> _Exercise directions_:
Answer with a single number: the count of lines that include the string "house".

> _The input_:
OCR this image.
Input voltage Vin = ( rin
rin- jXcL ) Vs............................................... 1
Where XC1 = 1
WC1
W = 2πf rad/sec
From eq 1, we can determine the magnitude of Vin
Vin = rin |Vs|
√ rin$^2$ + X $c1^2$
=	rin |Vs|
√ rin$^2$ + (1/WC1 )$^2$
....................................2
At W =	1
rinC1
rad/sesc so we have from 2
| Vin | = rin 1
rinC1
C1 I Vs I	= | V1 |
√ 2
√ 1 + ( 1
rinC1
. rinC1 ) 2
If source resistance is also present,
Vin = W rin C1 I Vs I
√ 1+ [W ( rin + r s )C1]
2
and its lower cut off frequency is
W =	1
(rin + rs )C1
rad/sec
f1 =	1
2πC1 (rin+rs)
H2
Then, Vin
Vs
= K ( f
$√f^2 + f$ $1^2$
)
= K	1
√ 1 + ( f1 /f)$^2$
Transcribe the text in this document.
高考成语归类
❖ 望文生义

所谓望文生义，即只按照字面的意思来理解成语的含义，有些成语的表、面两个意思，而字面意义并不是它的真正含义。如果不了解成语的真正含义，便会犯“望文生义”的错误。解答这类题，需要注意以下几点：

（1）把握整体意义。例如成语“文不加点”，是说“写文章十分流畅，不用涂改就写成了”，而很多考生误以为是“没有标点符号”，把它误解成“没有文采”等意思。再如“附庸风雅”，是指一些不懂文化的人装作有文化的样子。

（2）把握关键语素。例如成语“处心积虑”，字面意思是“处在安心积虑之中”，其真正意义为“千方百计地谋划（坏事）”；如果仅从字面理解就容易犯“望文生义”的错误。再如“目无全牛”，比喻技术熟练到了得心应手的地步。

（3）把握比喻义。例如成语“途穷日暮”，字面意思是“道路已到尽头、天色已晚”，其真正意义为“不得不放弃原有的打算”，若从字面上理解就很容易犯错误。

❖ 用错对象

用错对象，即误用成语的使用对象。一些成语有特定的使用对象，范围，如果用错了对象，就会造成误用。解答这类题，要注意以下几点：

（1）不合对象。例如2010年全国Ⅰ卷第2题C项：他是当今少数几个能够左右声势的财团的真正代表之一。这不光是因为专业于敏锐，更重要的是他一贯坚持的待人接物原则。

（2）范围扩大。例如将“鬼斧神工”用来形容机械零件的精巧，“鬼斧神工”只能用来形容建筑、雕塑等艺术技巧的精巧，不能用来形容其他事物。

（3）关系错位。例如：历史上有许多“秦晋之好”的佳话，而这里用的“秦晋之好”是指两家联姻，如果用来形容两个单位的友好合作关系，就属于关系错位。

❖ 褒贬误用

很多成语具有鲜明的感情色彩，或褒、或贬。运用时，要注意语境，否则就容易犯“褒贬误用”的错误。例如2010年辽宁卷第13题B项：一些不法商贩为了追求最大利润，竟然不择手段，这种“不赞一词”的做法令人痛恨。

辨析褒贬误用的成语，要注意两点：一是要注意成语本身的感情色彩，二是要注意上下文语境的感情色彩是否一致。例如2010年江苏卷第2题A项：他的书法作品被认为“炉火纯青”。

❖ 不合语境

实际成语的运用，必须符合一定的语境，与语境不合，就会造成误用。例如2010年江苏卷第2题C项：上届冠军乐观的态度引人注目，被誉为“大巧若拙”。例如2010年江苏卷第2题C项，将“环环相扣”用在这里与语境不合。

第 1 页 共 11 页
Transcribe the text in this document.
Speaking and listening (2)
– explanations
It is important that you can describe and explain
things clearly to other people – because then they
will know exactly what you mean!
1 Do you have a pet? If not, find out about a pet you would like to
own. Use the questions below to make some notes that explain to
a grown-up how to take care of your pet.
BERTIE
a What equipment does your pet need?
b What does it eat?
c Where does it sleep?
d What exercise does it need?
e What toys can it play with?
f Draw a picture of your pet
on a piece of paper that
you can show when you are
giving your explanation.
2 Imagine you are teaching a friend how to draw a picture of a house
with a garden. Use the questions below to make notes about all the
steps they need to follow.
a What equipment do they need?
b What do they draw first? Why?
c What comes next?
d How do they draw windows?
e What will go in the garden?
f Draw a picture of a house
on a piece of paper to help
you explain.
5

> _The completed task_:
2